STATED PROBLEM
Keep only the lines where "sessions" appears.

EXERCISE INPUTS
★ ★ ★
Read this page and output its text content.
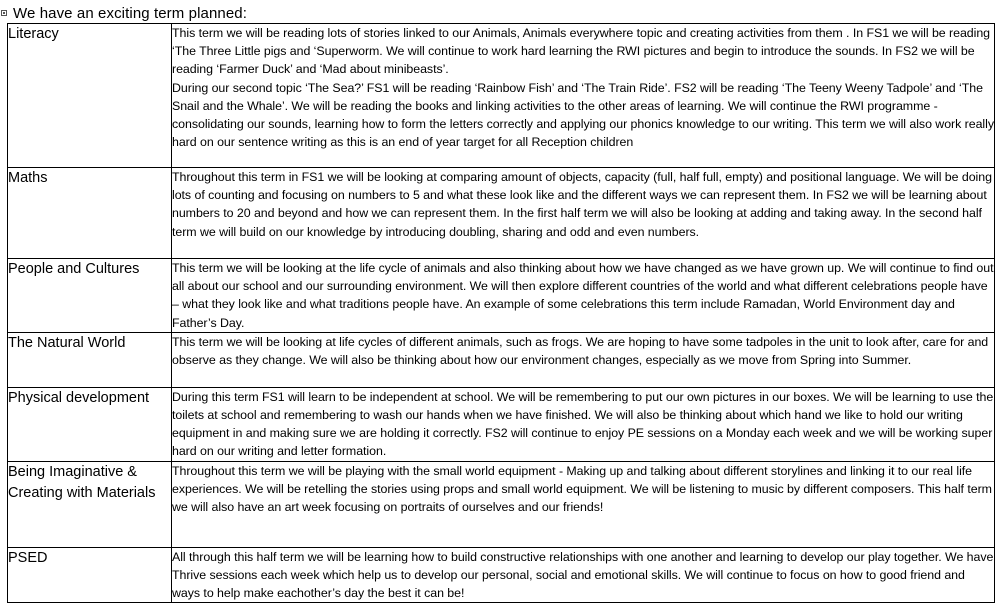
We have an exciting term planned:
Literacy	This term we will be reading lots of stories linked to our Animals, Animals everywhere topic and creating activities from them . In FS1 we will be reading ‘The Three Little pigs and ‘Superworm. We will continue to work hard learning the RWI pictures and begin to introduce the sounds. In FS2 we will be reading ‘Farmer Duck’ and ‘Mad about minibeasts’.
During our second topic ‘The Sea?’ FS1 will be reading ‘Rainbow Fish’ and ‘The Train Ride’. FS2 will be reading ‘The Teeny Weeny Tadpole’ and ‘The Snail and the Whale’. We will be reading the books and linking activities to the other areas of learning. We will continue the RWI programme - consolidating our sounds, learning how to form the letters correctly and applying our phonics knowledge to our writing. This term we will also work really hard on our sentence writing as this is an end of year target for all Reception children

Maths	Throughout this term in FS1 we will be looking at comparing amount of objects, capacity (full, half full, empty) and positional language. We will be doing lots of counting and focusing on numbers to 5 and what these look like and the different ways we can represent them. In FS2 we will be learning about numbers to 20 and beyond and how we can represent them. In the first half term we will also be looking at adding and taking away. In the second half term we will build on our knowledge by introducing doubling, sharing and odd and even numbers.

People and Cultures	This term we will be looking at the life cycle of animals and also thinking about how we have changed as we have grown up. We will continue to find out all about our school and our surrounding environment. We will then explore different countries of the world and what different celebrations people have – what they look like and what traditions people have. An example of some celebrations this term include Ramadan, World Environment day and Father’s Day.

The Natural World	This term we will be looking at life cycles of different animals, such as frogs. We are hoping to have some tadpoles in the unit to look after, care for and observe as they change. We will also be thinking about how our environment changes, especially as we move from Spring into Summer.

Physical development	During this term FS1 will learn to be independent at school. We will be remembering to put our own pictures in our boxes. We will be learning to use the toilets at school and remembering to wash our hands when we have finished. We will also be thinking about which hand we like to hold our writing equipment in and making sure we are holding it correctly. FS2 will continue to enjoy PE sessions on a Monday each week and we will be working super hard on our writing and letter formation.

Being Imaginative & Creating with Materials	Throughout this term we will be playing with the small world equipment - Making up and talking about different storylines and linking it to our real life experiences. We will be retelling the stories using props and small world equipment. We will be listening to music by different composers. This half term we will also have an art week focusing on portraits of ourselves and our friends!

PSED	All through this half term we will be learning how to build constructive relationships with one another and learning to develop our play together. We have Thrive sessions each week which help us to develop our personal, social and emotional skills. We will continue to focus on how to good friend and ways to help make eachother’s day the best it can be!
★ ★ ★
OUTPUT BELOW
Physical development	During this term FS1 will learn to be independent at school. We will be remembering to put our own pictures in our boxes. We will be learning to use the toilets at school and remembering to wash our hands when we have finished. We will also be thinking about which hand we like to hold our writing equipment in and making sure we are holding it correctly. FS2 will continue to enjoy PE sessions on a Monday each week and we will be working super hard on our writing and letter formation.
PSED	All through this half term we will be learning how to build constructive relationships with one another and learning to develop our play together. We have Thrive sessions each week which help us to develop our personal, social and emotional skills. We will continue to focus on how to good friend and ways to help make eachother’s day the best it can be!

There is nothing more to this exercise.